→ **STATED PROBLEM**: Each record below is to be copied word for word, with pictures removed.

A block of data
++++
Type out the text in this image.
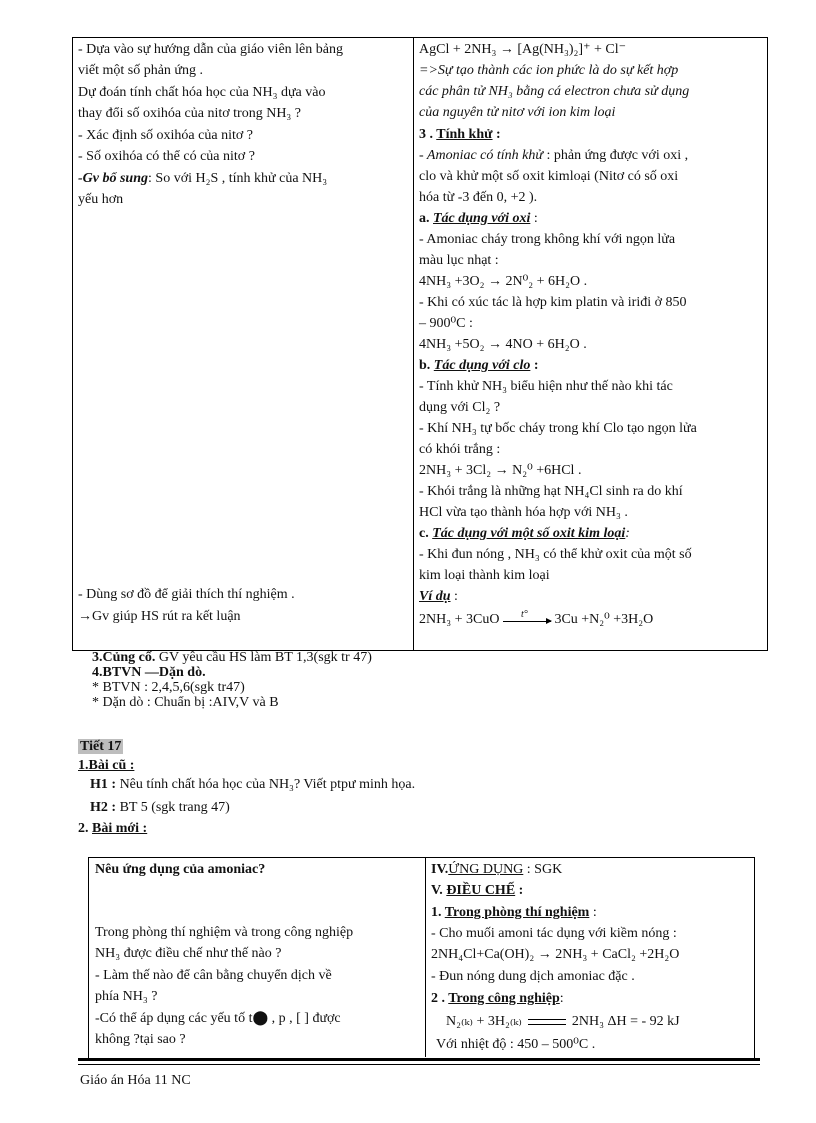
- Dựa vào sự hướng dẫn của giáo viên lên bảng
viết một số phản ứng .
Dự đoán tính chất hóa học của NH₃ dựa vào
thay đổi số oxihóa của nitơ trong NH₃ ?
- Xác định số oxihóa của nitơ ?
- Số oxihóa có thể có của nitơ ?
-Gv bổ sung: So với H₂S , tính khử của NH₃
yếu hơn
- Dùng sơ đồ để giải thích thí nghiệm .
→Gv giúp HS rút ra kết luận
AgCl + 2NH₃ → [Ag(NH₃)₂]⁺ + Cl⁻
=>Sự tạo thành các ion phức là do sự kết hợp
các phân tử NH₃ bằng cá electron chưa sử dụng
của nguyên tử nitơ với ion kim loại
3 . Tính khử :
- Amoniac có tính khử : phản ứng được với oxi ,
clo và khử một số oxit kimloại (Nitơ có số oxi
hóa từ -3 đến 0, +2 ).
a. Tác dụng với oxi :
- Amoniac cháy trong không khí với ngọn lửa
màu lục nhạt :
4NH₃ +3O₂ → 2N⁰₂ + 6H₂O .
- Khi có xúc tác là hợp kim platin và iriđi ở 850
– 900⁰C :
4NH₃ +5O₂ → 4NO + 6H₂O .
b. Tác dụng với clo :
- Tính khử NH₃ biểu hiện như thế nào khi tác
dụng với Cl₂ ?
- Khí NH₃ tự bốc cháy trong khí Clo tạo ngọn lửa
có khói trắng :
2NH₃ + 3Cl₂ → N₂⁰ +6HCl .
- Khói trắng là những hạt NH₄Cl sinh ra do khí
HCl vừa tạo thành hóa hợp với NH₃ .
c. Tác dụng với một số oxit kim loại:
- Khi đun nóng , NH₃ có thể khử oxit của một số
kim loại thành kim loại
Ví dụ :
2NH₃ + 3CuO t° 3Cu +N₂⁰ +3H₂O
3.Củng cố. GV yêu cầu HS làm BT 1,3(sgk tr 47)
4.BTVN —Dặn dò.
* BTVN : 2,4,5,6(sgk tr47)
* Dặn dò : Chuẩn bị :AIV,V và B
Tiết 17
1.Bài cũ :
H1 : Nêu tính chất hóa học của NH₃? Viết ptpư minh họa.
H2 : BT 5 (sgk trang 47)
2. Bài mới :
Nêu ứng dụng của amoniac?
Trong phòng thí nghiệm và trong công nghiệp
NH₃ được điều chế như thế nào ?
- Làm thế nào để cân bằng chuyển dịch về
phía NH₃ ?
-Có thể áp dụng các yếu tố t⬤ , p , [ ] được
không ?tại sao ?
IV.ỨNG DỤNG : SGK
V. ĐIỀU CHẾ :
1. Trong phòng thí nghiệm :
- Cho muối amoni tác dụng với kiềm nóng :
2NH₄Cl+Ca(OH)₂ → 2NH₃ + CaCl₂ +2H₂O
- Đun nóng dung dịch amoniac đặc .
2 . Trong công nghiệp:
N₂₍ₖ₎ + 3H₂₍ₖ₎	2NH₃ ΔH = - 92 kJ
Với nhiệt độ : 450 – 500⁰C .
Giáo án Hóa 11 NC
++++
→ **SOLUTION**:
Type out the text in this image.
- Dựa vào sự hướng dẫn của giáo viên lên bảng
viết một số phản ứng .
Dự đoán tính chất hóa học của NH₃ dựa vào
thay đổi số oxihóa của nitơ trong NH₃ ?
- Xác định số oxihóa của nitơ ?
- Số oxihóa có thể có của nitơ ?
-Gv bổ sung: So với H₂S , tính khử của NH₃
yếu hơn
- Dùng sơ đồ để giải thích thí nghiệm .
→Gv giúp HS rút ra kết luận
AgCl + 2NH₃ → [Ag(NH₃)₂]⁺ + Cl⁻
=>Sự tạo thành các ion phức là do sự kết hợp
các phân tử NH₃ bằng cá electron chưa sử dụng
của nguyên tử nitơ với ion kim loại
3 . Tính khử :
- Amoniac có tính khử : phản ứng được với oxi ,
clo và khử một số oxit kimloại (Nitơ có số oxi
hóa từ -3 đến 0, +2 ).
a. Tác dụng với oxi :
- Amoniac cháy trong không khí với ngọn lửa
màu lục nhạt :
4NH₃ +3O₂ → 2N⁰₂ + 6H₂O .
- Khi có xúc tác là hợp kim platin và iriđi ở 850
– 900⁰C :
4NH₃ +5O₂ → 4NO + 6H₂O .
b. Tác dụng với clo :
- Tính khử NH₃ biểu hiện như thế nào khi tác
dụng với Cl₂ ?
- Khí NH₃ tự bốc cháy trong khí Clo tạo ngọn lửa
có khói trắng :
2NH₃ + 3Cl₂ → N₂⁰ +6HCl .
- Khói trắng là những hạt NH₄Cl sinh ra do khí
HCl vừa tạo thành hóa hợp với NH₃ .
c. Tác dụng với một số oxit kim loại:
- Khi đun nóng , NH₃ có thể khử oxit của một số
kim loại thành kim loại
Ví dụ :
2NH₃ + 3CuO t° 3Cu +N₂⁰ +3H₂O
3.Củng cố. GV yêu cầu HS làm BT 1,3(sgk tr 47)
4.BTVN —Dặn dò.
* BTVN : 2,4,5,6(sgk tr47)
* Dặn dò : Chuẩn bị :AIV,V và B
Tiết 17
1.Bài cũ :
H1 : Nêu tính chất hóa học của NH₃? Viết ptpư minh họa.
H2 : BT 5 (sgk trang 47)
2. Bài mới :
Nêu ứng dụng của amoniac?
Trong phòng thí nghiệm và trong công nghiệp
NH₃ được điều chế như thế nào ?
- Làm thế nào để cân bằng chuyển dịch về
phía NH₃ ?
-Có thể áp dụng các yếu tố t⬤ , p , [ ] được
không ?tại sao ?
IV.ỨNG DỤNG : SGK
V. ĐIỀU CHẾ :
1. Trong phòng thí nghiệm :
- Cho muối amoni tác dụng với kiềm nóng :
2NH₄Cl+Ca(OH)₂ → 2NH₃ + CaCl₂ +2H₂O
- Đun nóng dung dịch amoniac đặc .
2 . Trong công nghiệp:
N₂₍ₖ₎ + 3H₂₍ₖ₎	2NH₃ ΔH = - 92 kJ
Với nhiệt độ : 450 – 500⁰C .
Giáo án Hóa 11 NC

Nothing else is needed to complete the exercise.